── RAW RECORDS ──

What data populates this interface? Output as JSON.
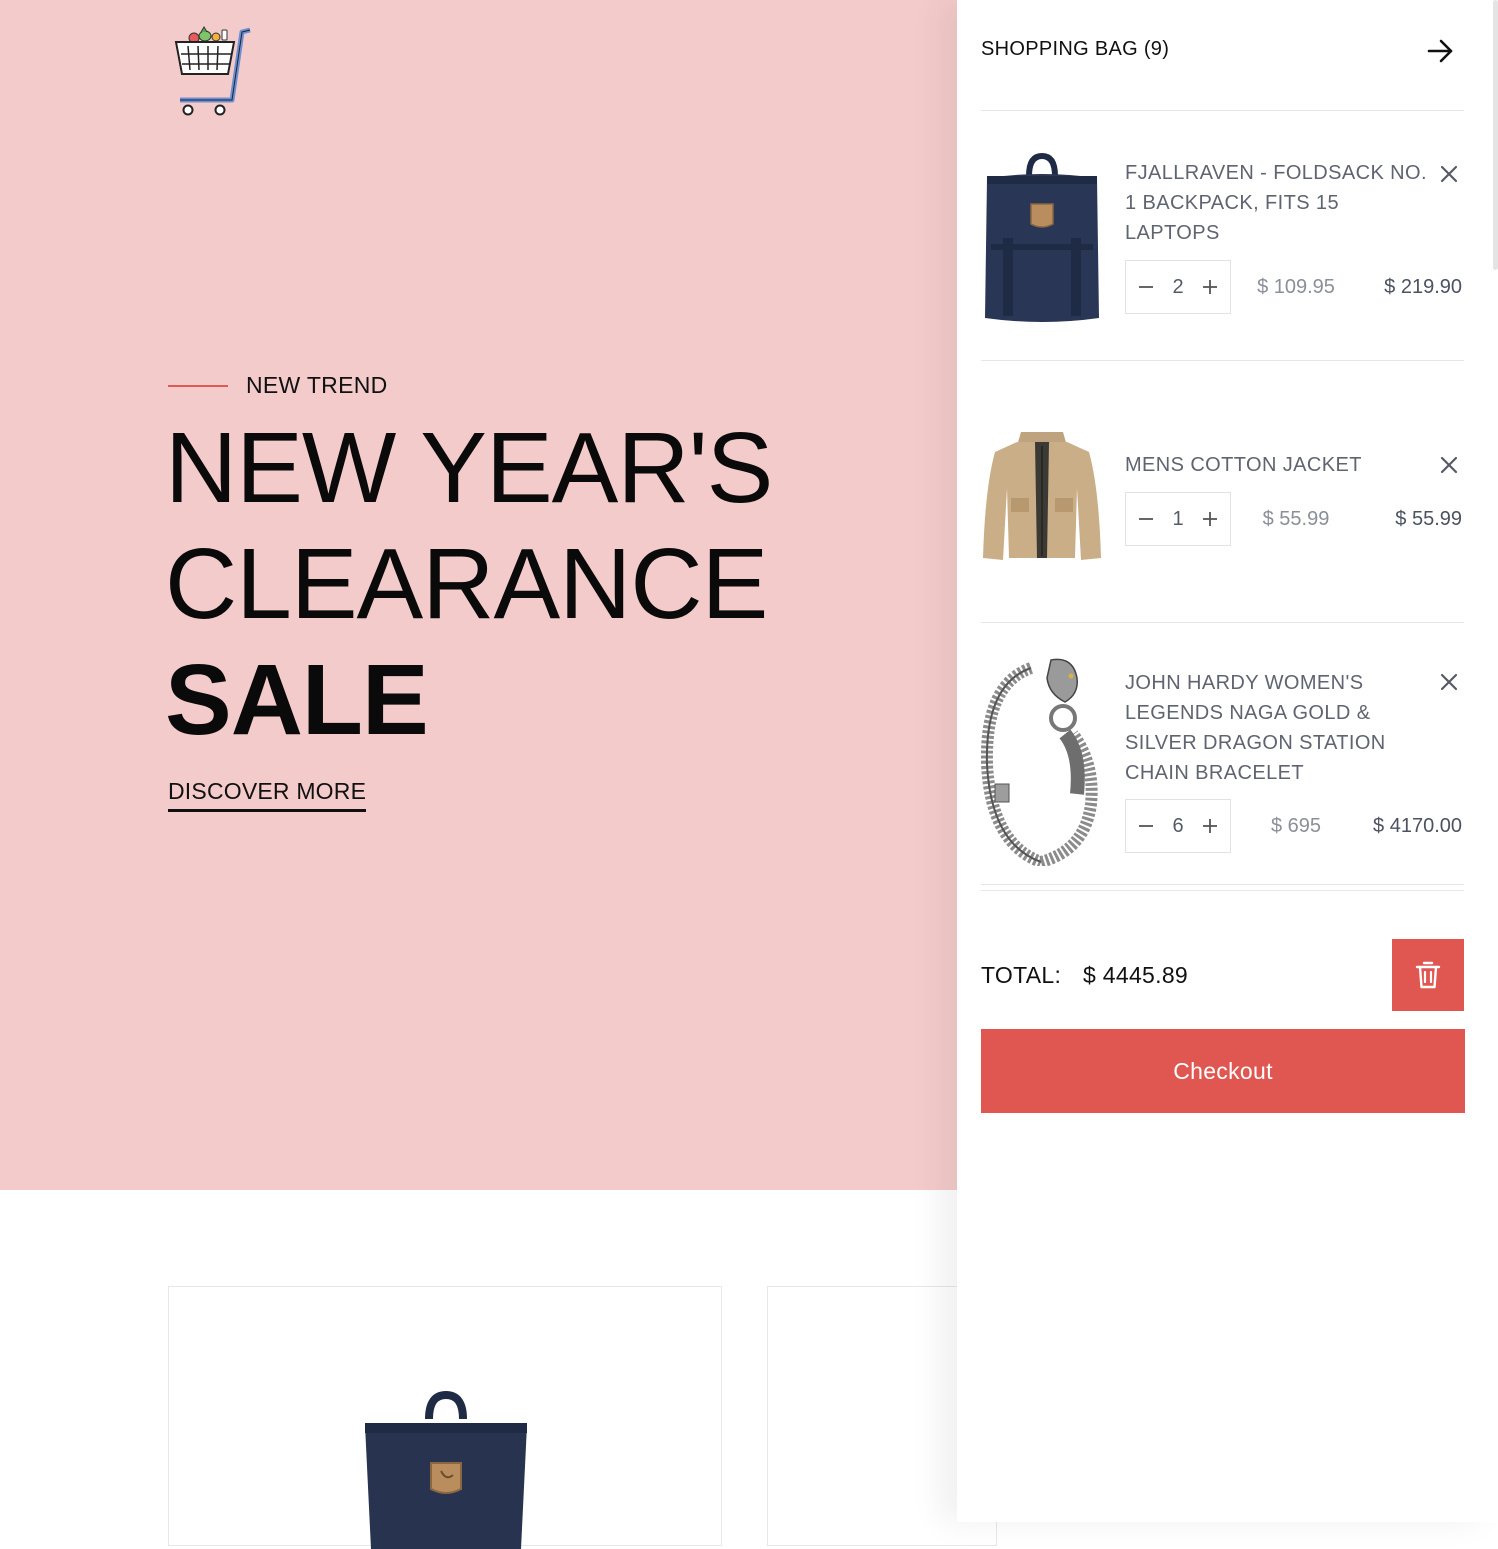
{
  "hero": {
    "eyebrow": "NEW TREND",
    "headline_line1": "NEW YEAR'S",
    "headline_line2": "CLEARANCE",
    "headline_line3": "SALE",
    "cta": "DISCOVER MORE",
    "background_color": "#f4cbcb",
    "accent_color": "#e05a54"
  },
  "cart": {
    "title": "SHOPPING BAG (9)",
    "items": [
      {
        "name": "FJALLRAVEN - FOLDSACK NO. 1 BACKPACK, FITS 15 LAPTOPS",
        "quantity": "2",
        "unit_price": "$ 109.95",
        "line_total": "$ 219.90",
        "image_icon": "backpack-image"
      },
      {
        "name": "MENS COTTON JACKET",
        "quantity": "1",
        "unit_price": "$ 55.99",
        "line_total": "$ 55.99",
        "image_icon": "jacket-image"
      },
      {
        "name": "JOHN HARDY WOMEN'S LEGENDS NAGA GOLD & SILVER DRAGON STATION CHAIN BRACELET",
        "quantity": "6",
        "unit_price": "$ 695",
        "line_total": "$ 4170.00",
        "image_icon": "bracelet-image"
      }
    ],
    "total_label": "TOTAL:",
    "total_value": "$ 4445.89",
    "checkout_label": "Checkout",
    "button_color": "#e05651"
  }
}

───

» **TASK DETAILS**
Write out each entry exactly as given, omitting any picture.

» **SOLUTION**
What data populates this interface? Output as JSON.
{
  "hero": {
    "eyebrow": "NEW TREND",
    "headline_line1": "NEW YEAR'S",
    "headline_line2": "CLEARANCE",
    "headline_line3": "SALE",
    "cta": "DISCOVER MORE",
    "background_color": "#f4cbcb",
    "accent_color": "#e05a54"
  },
  "cart": {
    "title": "SHOPPING BAG (9)",
    "items": [
      {
        "name": "FJALLRAVEN - FOLDSACK NO. 1 BACKPACK, FITS 15 LAPTOPS",
        "quantity": "2",
        "unit_price": "$ 109.95",
        "line_total": "$ 219.90",
        "image_icon": "backpack-image"
      },
      {
        "name": "MENS COTTON JACKET",
        "quantity": "1",
        "unit_price": "$ 55.99",
        "line_total": "$ 55.99",
        "image_icon": "jacket-image"
      },
      {
        "name": "JOHN HARDY WOMEN'S LEGENDS NAGA GOLD & SILVER DRAGON STATION CHAIN BRACELET",
        "quantity": "6",
        "unit_price": "$ 695",
        "line_total": "$ 4170.00",
        "image_icon": "bracelet-image"
      }
    ],
    "total_label": "TOTAL:",
    "total_value": "$ 4445.89",
    "checkout_label": "Checkout",
    "button_color": "#e05651"
  }
}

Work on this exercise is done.